§ Data excerpts:
** START **

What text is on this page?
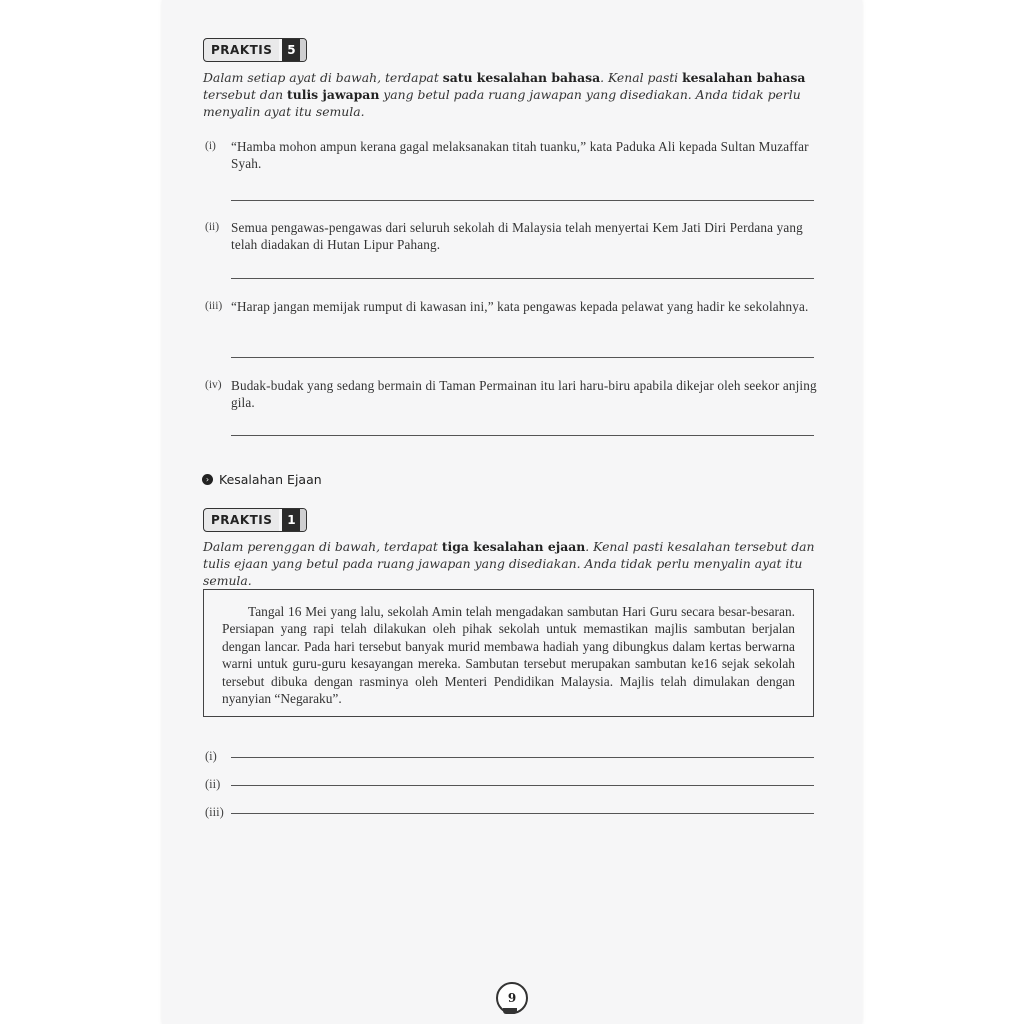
PRAKTIS	5
Dalam setiap ayat di bawah, terdapat satu kesalahan bahasa. Kenal pasti kesalahan bahasa tersebut dan tulis jawapan yang betul pada ruang jawapan yang disediakan. Anda tidak perlu menyalin ayat itu semula.
(i) “Hamba mohon ampun kerana gagal melaksanakan titah tuanku,” kata Paduka Ali kepada Sultan Muzaffar Syah.
(ii) Semua pengawas-pengawas dari seluruh sekolah di Malaysia telah menyertai Kem Jati Diri Perdana yang telah diadakan di Hutan Lipur Pahang.
(iii) “Harap jangan memijak rumput di kawasan ini,” kata pengawas kepada pelawat yang hadir ke sekolahnya.
(iv) Budak-budak yang sedang bermain di Taman Permainan itu lari haru-biru apabila dikejar oleh seekor anjing gila.
› Kesalahan Ejaan
PRAKTIS	1
Dalam perenggan di bawah, terdapat tiga kesalahan ejaan. Kenal pasti kesalahan tersebut dan tulis ejaan yang betul pada ruang jawapan yang disediakan. Anda tidak perlu menyalin ayat itu semula.

Tangal 16 Mei yang lalu, sekolah Amin telah mengadakan sambutan Hari Guru secara besar-besaran. Persiapan yang rapi telah dilakukan oleh pihak sekolah untuk memastikan majlis sambutan berjalan dengan lancar. Pada hari tersebut banyak murid membawa hadiah yang dibungkus dalam kertas berwarna warni untuk guru-guru kesayangan mereka. Sambutan tersebut merupakan sambutan ke16 sejak sekolah tersebut dibuka dengan rasminya oleh Menteri Pendidikan Malaysia. Majlis telah dimulakan dengan nyanyian “Negaraku”.

(i)
(ii)
(iii)
9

** END **

§ WHAT THE EXERCISE ASKS: Count the lines above that contain the word "ayat", and reply with only that number.

§ RESPONSE: 2